-- Begin --

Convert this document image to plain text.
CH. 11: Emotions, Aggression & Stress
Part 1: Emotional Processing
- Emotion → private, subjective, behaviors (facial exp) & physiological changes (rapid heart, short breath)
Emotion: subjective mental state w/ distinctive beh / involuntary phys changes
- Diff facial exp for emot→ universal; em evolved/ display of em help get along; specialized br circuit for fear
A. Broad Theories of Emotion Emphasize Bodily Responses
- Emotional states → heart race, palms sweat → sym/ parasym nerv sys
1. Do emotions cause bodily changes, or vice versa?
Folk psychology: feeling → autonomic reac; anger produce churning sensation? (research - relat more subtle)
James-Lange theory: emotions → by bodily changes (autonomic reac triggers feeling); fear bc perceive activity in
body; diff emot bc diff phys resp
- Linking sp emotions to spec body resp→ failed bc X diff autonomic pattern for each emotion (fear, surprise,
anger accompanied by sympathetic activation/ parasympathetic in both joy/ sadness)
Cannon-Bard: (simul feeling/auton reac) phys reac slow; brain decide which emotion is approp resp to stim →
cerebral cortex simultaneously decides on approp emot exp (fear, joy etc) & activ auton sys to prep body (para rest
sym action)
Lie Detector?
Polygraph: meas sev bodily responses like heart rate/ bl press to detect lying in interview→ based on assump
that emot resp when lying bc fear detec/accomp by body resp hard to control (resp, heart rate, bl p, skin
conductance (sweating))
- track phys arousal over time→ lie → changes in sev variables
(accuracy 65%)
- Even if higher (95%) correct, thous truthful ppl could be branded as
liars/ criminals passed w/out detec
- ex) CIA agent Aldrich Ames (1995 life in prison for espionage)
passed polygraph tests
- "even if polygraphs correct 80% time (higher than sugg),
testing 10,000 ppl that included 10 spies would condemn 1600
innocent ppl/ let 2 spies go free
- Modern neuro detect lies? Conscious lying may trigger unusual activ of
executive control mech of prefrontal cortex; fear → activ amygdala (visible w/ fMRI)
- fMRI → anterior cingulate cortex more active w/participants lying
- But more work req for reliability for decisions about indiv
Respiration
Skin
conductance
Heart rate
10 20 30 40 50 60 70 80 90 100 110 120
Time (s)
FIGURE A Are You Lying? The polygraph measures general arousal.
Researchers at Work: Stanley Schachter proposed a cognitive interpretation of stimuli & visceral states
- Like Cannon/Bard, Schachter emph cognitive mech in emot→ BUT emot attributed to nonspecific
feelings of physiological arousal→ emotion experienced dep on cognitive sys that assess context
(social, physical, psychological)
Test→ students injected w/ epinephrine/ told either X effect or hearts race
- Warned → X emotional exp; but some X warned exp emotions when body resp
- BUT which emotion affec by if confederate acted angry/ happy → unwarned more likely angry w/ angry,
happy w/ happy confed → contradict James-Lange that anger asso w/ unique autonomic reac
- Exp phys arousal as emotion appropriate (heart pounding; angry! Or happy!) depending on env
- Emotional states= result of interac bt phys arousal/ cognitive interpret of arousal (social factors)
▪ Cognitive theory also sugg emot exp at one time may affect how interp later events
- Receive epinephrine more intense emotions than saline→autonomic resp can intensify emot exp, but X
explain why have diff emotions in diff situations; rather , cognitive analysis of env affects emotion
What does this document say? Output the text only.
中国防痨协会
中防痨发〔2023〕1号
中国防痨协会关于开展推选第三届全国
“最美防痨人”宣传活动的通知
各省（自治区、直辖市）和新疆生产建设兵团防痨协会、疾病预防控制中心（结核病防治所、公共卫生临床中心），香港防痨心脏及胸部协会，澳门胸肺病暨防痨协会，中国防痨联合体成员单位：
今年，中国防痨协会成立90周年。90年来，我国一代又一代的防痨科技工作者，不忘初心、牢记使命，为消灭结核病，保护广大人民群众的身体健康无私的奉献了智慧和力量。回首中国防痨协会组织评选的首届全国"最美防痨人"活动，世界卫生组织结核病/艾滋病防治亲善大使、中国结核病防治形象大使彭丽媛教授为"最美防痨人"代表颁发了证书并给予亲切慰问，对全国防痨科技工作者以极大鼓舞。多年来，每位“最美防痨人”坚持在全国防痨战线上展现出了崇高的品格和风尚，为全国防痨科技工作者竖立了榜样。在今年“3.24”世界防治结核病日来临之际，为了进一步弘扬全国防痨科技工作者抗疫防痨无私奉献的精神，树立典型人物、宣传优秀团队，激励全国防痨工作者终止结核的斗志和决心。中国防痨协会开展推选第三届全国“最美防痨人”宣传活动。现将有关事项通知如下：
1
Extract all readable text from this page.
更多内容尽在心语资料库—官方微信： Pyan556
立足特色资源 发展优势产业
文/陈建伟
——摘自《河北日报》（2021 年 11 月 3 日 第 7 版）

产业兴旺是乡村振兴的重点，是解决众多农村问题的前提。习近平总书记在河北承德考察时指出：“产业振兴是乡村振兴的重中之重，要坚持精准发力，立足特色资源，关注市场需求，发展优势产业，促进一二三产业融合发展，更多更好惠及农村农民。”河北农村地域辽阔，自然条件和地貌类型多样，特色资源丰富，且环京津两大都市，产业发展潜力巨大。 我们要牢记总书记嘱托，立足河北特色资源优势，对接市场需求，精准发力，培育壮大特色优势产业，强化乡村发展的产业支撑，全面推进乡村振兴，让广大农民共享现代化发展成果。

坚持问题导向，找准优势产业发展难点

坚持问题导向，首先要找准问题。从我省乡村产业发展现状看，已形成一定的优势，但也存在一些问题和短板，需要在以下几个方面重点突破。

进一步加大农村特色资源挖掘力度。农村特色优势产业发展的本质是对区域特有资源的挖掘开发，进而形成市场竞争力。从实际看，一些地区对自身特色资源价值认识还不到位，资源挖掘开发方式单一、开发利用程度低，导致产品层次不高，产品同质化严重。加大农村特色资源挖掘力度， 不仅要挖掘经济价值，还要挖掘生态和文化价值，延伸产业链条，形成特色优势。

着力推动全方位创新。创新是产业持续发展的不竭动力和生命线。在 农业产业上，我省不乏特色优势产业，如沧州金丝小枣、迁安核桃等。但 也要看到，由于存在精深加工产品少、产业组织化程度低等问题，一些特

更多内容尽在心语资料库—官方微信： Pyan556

-- End --

#### Challenge:
Write out every entry word for word.

#### Final result:
Convert this document image to plain text.
CH. 11: Emotions, Aggression & Stress
Part 1: Emotional Processing
- Emotion → private, subjective, behaviors (facial exp) & physiological changes (rapid heart, short breath)
Emotion: subjective mental state w/ distinctive beh / involuntary phys changes
- Diff facial exp for emot→ universal; em evolved/ display of em help get along; specialized br circuit for fear
A. Broad Theories of Emotion Emphasize Bodily Responses
- Emotional states → heart race, palms sweat → sym/ parasym nerv sys
1. Do emotions cause bodily changes, or vice versa?
Folk psychology: feeling → autonomic reac; anger produce churning sensation? (research - relat more subtle)
James-Lange theory: emotions → by bodily changes (autonomic reac triggers feeling); fear bc perceive activity in
body; diff emot bc diff phys resp
- Linking sp emotions to spec body resp→ failed bc X diff autonomic pattern for each emotion (fear, surprise,
anger accompanied by sympathetic activation/ parasympathetic in both joy/ sadness)
Cannon-Bard: (simul feeling/auton reac) phys reac slow; brain decide which emotion is approp resp to stim →
cerebral cortex simultaneously decides on approp emot exp (fear, joy etc) & activ auton sys to prep body (para rest
sym action)
Lie Detector?
Polygraph: meas sev bodily responses like heart rate/ bl press to detect lying in interview→ based on assump
that emot resp when lying bc fear detec/accomp by body resp hard to control (resp, heart rate, bl p, skin
conductance (sweating))
- track phys arousal over time→ lie → changes in sev variables
(accuracy 65%)
- Even if higher (95%) correct, thous truthful ppl could be branded as
liars/ criminals passed w/out detec
- ex) CIA agent Aldrich Ames (1995 life in prison for espionage)
passed polygraph tests
- "even if polygraphs correct 80% time (higher than sugg),
testing 10,000 ppl that included 10 spies would condemn 1600
innocent ppl/ let 2 spies go free
- Modern neuro detect lies? Conscious lying may trigger unusual activ of
executive control mech of prefrontal cortex; fear → activ amygdala (visible w/ fMRI)
- fMRI → anterior cingulate cortex more active w/participants lying
- But more work req for reliability for decisions about indiv
Respiration
Skin
conductance
Heart rate
10 20 30 40 50 60 70 80 90 100 110 120
Time (s)
FIGURE A Are You Lying? The polygraph measures general arousal.
Researchers at Work: Stanley Schachter proposed a cognitive interpretation of stimuli & visceral states
- Like Cannon/Bard, Schachter emph cognitive mech in emot→ BUT emot attributed to nonspecific
feelings of physiological arousal→ emotion experienced dep on cognitive sys that assess context
(social, physical, psychological)
Test→ students injected w/ epinephrine/ told either X effect or hearts race
- Warned → X emotional exp; but some X warned exp emotions when body resp
- BUT which emotion affec by if confederate acted angry/ happy → unwarned more likely angry w/ angry,
happy w/ happy confed → contradict James-Lange that anger asso w/ unique autonomic reac
- Exp phys arousal as emotion appropriate (heart pounding; angry! Or happy!) depending on env
- Emotional states= result of interac bt phys arousal/ cognitive interpret of arousal (social factors)
▪ Cognitive theory also sugg emot exp at one time may affect how interp later events
- Receive epinephrine more intense emotions than saline→autonomic resp can intensify emot exp, but X
explain why have diff emotions in diff situations; rather , cognitive analysis of env affects emotion
What does this document say? Output the text only.
中国防痨协会
中防痨发〔2023〕1号
中国防痨协会关于开展推选第三届全国
“最美防痨人”宣传活动的通知
各省（自治区、直辖市）和新疆生产建设兵团防痨协会、疾病预防控制中心（结核病防治所、公共卫生临床中心），香港防痨心脏及胸部协会，澳门胸肺病暨防痨协会，中国防痨联合体成员单位：
今年，中国防痨协会成立90周年。90年来，我国一代又一代的防痨科技工作者，不忘初心、牢记使命，为消灭结核病，保护广大人民群众的身体健康无私的奉献了智慧和力量。回首中国防痨协会组织评选的首届全国"最美防痨人"活动，世界卫生组织结核病/艾滋病防治亲善大使、中国结核病防治形象大使彭丽媛教授为"最美防痨人"代表颁发了证书并给予亲切慰问，对全国防痨科技工作者以极大鼓舞。多年来，每位“最美防痨人”坚持在全国防痨战线上展现出了崇高的品格和风尚，为全国防痨科技工作者竖立了榜样。在今年“3.24”世界防治结核病日来临之际，为了进一步弘扬全国防痨科技工作者抗疫防痨无私奉献的精神，树立典型人物、宣传优秀团队，激励全国防痨工作者终止结核的斗志和决心。中国防痨协会开展推选第三届全国“最美防痨人”宣传活动。现将有关事项通知如下：
1
Extract all readable text from this page.
更多内容尽在心语资料库—官方微信： Pyan556
立足特色资源 发展优势产业
文/陈建伟
——摘自《河北日报》（2021 年 11 月 3 日 第 7 版）

产业兴旺是乡村振兴的重点，是解决众多农村问题的前提。习近平总书记在河北承德考察时指出：“产业振兴是乡村振兴的重中之重，要坚持精准发力，立足特色资源，关注市场需求，发展优势产业，促进一二三产业融合发展，更多更好惠及农村农民。”河北农村地域辽阔，自然条件和地貌类型多样，特色资源丰富，且环京津两大都市，产业发展潜力巨大。 我们要牢记总书记嘱托，立足河北特色资源优势，对接市场需求，精准发力，培育壮大特色优势产业，强化乡村发展的产业支撑，全面推进乡村振兴，让广大农民共享现代化发展成果。

坚持问题导向，找准优势产业发展难点

坚持问题导向，首先要找准问题。从我省乡村产业发展现状看，已形成一定的优势，但也存在一些问题和短板，需要在以下几个方面重点突破。

进一步加大农村特色资源挖掘力度。农村特色优势产业发展的本质是对区域特有资源的挖掘开发，进而形成市场竞争力。从实际看，一些地区对自身特色资源价值认识还不到位，资源挖掘开发方式单一、开发利用程度低，导致产品层次不高，产品同质化严重。加大农村特色资源挖掘力度， 不仅要挖掘经济价值，还要挖掘生态和文化价值，延伸产业链条，形成特色优势。

着力推动全方位创新。创新是产业持续发展的不竭动力和生命线。在 农业产业上，我省不乏特色优势产业，如沧州金丝小枣、迁安核桃等。但 也要看到，由于存在精深加工产品少、产业组织化程度低等问题，一些特

更多内容尽在心语资料库—官方微信： Pyan556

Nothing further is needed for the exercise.